● GOAL OF THE EXERCISE
Copy each line in the data that includes the word "icon".

● INFORMATION SUPPLIED

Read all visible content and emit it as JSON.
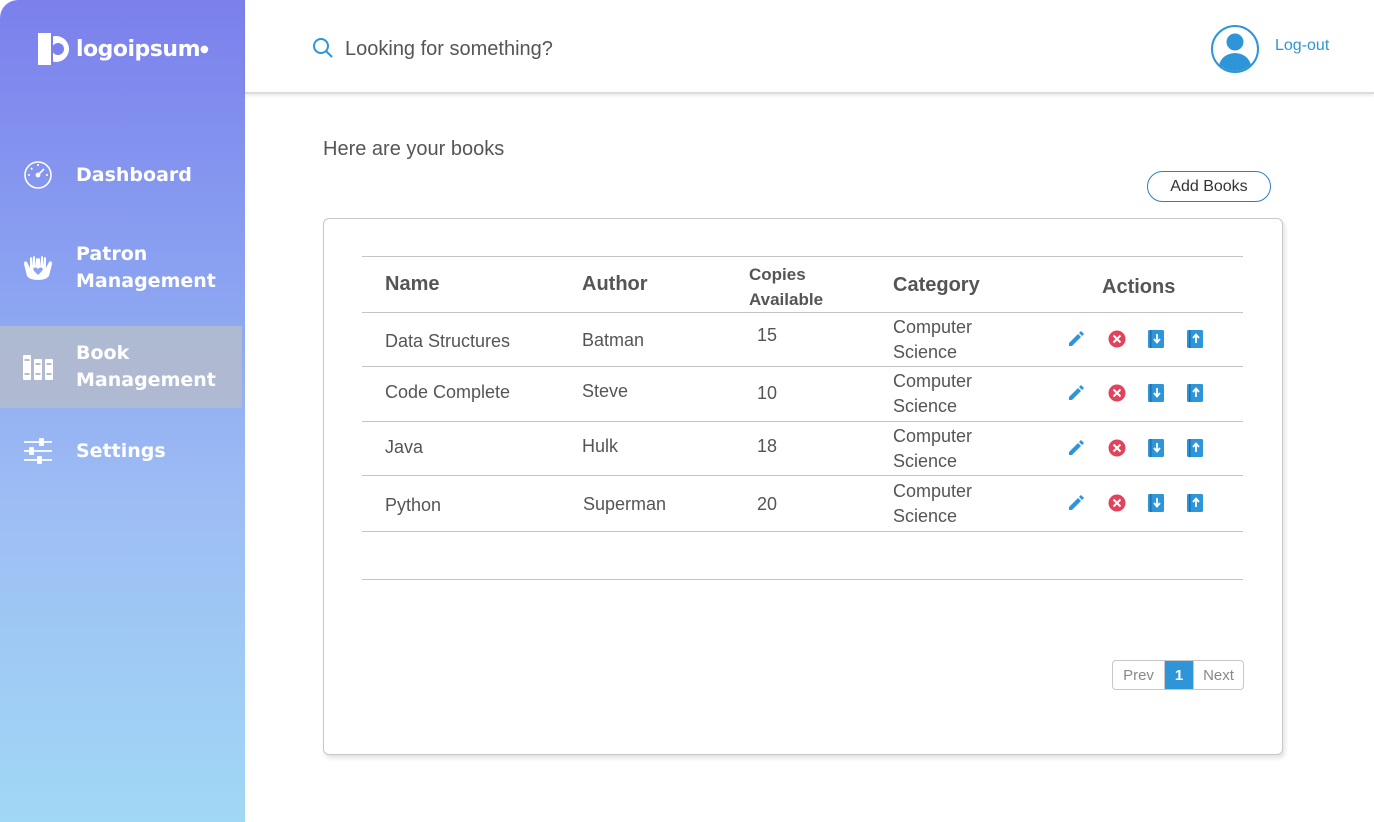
{
  "logo": {
    "text": "logoipsum"
  },
  "sidebar": {
    "items": [
      {
        "label": "Dashboard",
        "icon": "speedometer-icon"
      },
      {
        "label_line1": "Patron",
        "label_line2": "Management",
        "icon": "hands-heart-icon"
      },
      {
        "label_line1": "Book",
        "label_line2": "Management",
        "icon": "books-icon",
        "active": true
      },
      {
        "label": "Settings",
        "icon": "sliders-icon"
      }
    ]
  },
  "header": {
    "search_placeholder": "Looking for something?",
    "logout_label": "Log-out"
  },
  "main": {
    "title": "Here are your books",
    "add_button": "Add Books",
    "table": {
      "columns": [
        "Name",
        "Author",
        "Copies",
        "Available",
        "Category",
        "Actions"
      ],
      "rows": [
        {
          "name": "Data Structures",
          "author": "Batman",
          "copies": "15",
          "cat1": "Computer",
          "cat2": "Science"
        },
        {
          "name": "Code Complete",
          "author": "Steve",
          "copies": "10",
          "cat1": "Computer",
          "cat2": "Science"
        },
        {
          "name": "Java",
          "author": "Hulk",
          "copies": "18",
          "cat1": "Computer",
          "cat2": "Science"
        },
        {
          "name": "Python",
          "author": "Superman",
          "copies": "20",
          "cat1": "Computer",
          "cat2": "Science"
        }
      ]
    },
    "pagination": {
      "prev": "Prev",
      "current": "1",
      "next": "Next"
    }
  },
  "colors": {
    "accent": "#2d95d8",
    "delete": "#e0435b",
    "sidebar_top": "#7b80ec",
    "sidebar_bottom": "#a1d8f5"
  }
}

● RESULT BELOW
        "icon": "speedometer-icon"
        "icon": "hands-heart-icon"
        "icon": "books-icon",
        "icon": "sliders-icon"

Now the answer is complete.